[Records from a dataset]
• • • • • • •
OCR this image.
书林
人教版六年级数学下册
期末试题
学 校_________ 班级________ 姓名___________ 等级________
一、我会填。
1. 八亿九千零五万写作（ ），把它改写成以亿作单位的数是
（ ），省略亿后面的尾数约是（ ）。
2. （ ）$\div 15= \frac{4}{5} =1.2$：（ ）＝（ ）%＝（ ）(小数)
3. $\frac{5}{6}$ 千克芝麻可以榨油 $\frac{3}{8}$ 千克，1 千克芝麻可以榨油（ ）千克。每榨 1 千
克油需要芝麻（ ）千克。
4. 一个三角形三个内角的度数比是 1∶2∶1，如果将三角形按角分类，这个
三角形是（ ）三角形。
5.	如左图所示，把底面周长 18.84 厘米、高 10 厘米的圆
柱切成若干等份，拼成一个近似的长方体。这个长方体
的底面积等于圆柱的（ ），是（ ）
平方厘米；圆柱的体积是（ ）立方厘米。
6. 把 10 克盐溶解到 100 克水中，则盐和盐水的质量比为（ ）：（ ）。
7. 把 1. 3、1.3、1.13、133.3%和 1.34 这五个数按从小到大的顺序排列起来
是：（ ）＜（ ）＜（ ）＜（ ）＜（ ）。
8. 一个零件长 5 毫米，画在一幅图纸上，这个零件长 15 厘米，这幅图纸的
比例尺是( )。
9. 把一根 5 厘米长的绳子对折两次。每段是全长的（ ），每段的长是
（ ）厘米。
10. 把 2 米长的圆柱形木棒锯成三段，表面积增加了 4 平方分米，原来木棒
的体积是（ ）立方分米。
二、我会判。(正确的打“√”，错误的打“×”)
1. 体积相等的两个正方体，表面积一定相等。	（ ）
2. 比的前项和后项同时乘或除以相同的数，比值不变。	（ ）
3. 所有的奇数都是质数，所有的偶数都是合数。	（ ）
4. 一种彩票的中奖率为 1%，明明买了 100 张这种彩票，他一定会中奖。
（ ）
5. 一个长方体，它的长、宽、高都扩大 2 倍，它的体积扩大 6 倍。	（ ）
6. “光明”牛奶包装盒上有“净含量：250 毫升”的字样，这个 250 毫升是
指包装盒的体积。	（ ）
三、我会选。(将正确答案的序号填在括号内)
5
• • • • • • •
▶ _Task details_
Reproduce each entry above exactly, keeping every word.

▶ _Task output_
OCR this image.
书林
人教版六年级数学下册
期末试题
学 校_________ 班级________ 姓名___________ 等级________
一、我会填。
1. 八亿九千零五万写作（ ），把它改写成以亿作单位的数是
（ ），省略亿后面的尾数约是（ ）。
2. （ ）$\div 15= \frac{4}{5} =1.2$：（ ）＝（ ）%＝（ ）(小数)
3. $\frac{5}{6}$ 千克芝麻可以榨油 $\frac{3}{8}$ 千克，1 千克芝麻可以榨油（ ）千克。每榨 1 千
克油需要芝麻（ ）千克。
4. 一个三角形三个内角的度数比是 1∶2∶1，如果将三角形按角分类，这个
三角形是（ ）三角形。
5.	如左图所示，把底面周长 18.84 厘米、高 10 厘米的圆
柱切成若干等份，拼成一个近似的长方体。这个长方体
的底面积等于圆柱的（ ），是（ ）
平方厘米；圆柱的体积是（ ）立方厘米。
6. 把 10 克盐溶解到 100 克水中，则盐和盐水的质量比为（ ）：（ ）。
7. 把 1. 3、1.3、1.13、133.3%和 1.34 这五个数按从小到大的顺序排列起来
是：（ ）＜（ ）＜（ ）＜（ ）＜（ ）。
8. 一个零件长 5 毫米，画在一幅图纸上，这个零件长 15 厘米，这幅图纸的
比例尺是( )。
9. 把一根 5 厘米长的绳子对折两次。每段是全长的（ ），每段的长是
（ ）厘米。
10. 把 2 米长的圆柱形木棒锯成三段，表面积增加了 4 平方分米，原来木棒
的体积是（ ）立方分米。
二、我会判。(正确的打“√”，错误的打“×”)
1. 体积相等的两个正方体，表面积一定相等。	（ ）
2. 比的前项和后项同时乘或除以相同的数，比值不变。	（ ）
3. 所有的奇数都是质数，所有的偶数都是合数。	（ ）
4. 一种彩票的中奖率为 1%，明明买了 100 张这种彩票，他一定会中奖。
（ ）
5. 一个长方体，它的长、宽、高都扩大 2 倍，它的体积扩大 6 倍。	（ ）
6. “光明”牛奶包装盒上有“净含量：250 毫升”的字样，这个 250 毫升是
指包装盒的体积。	（ ）
三、我会选。(将正确答案的序号填在括号内)
5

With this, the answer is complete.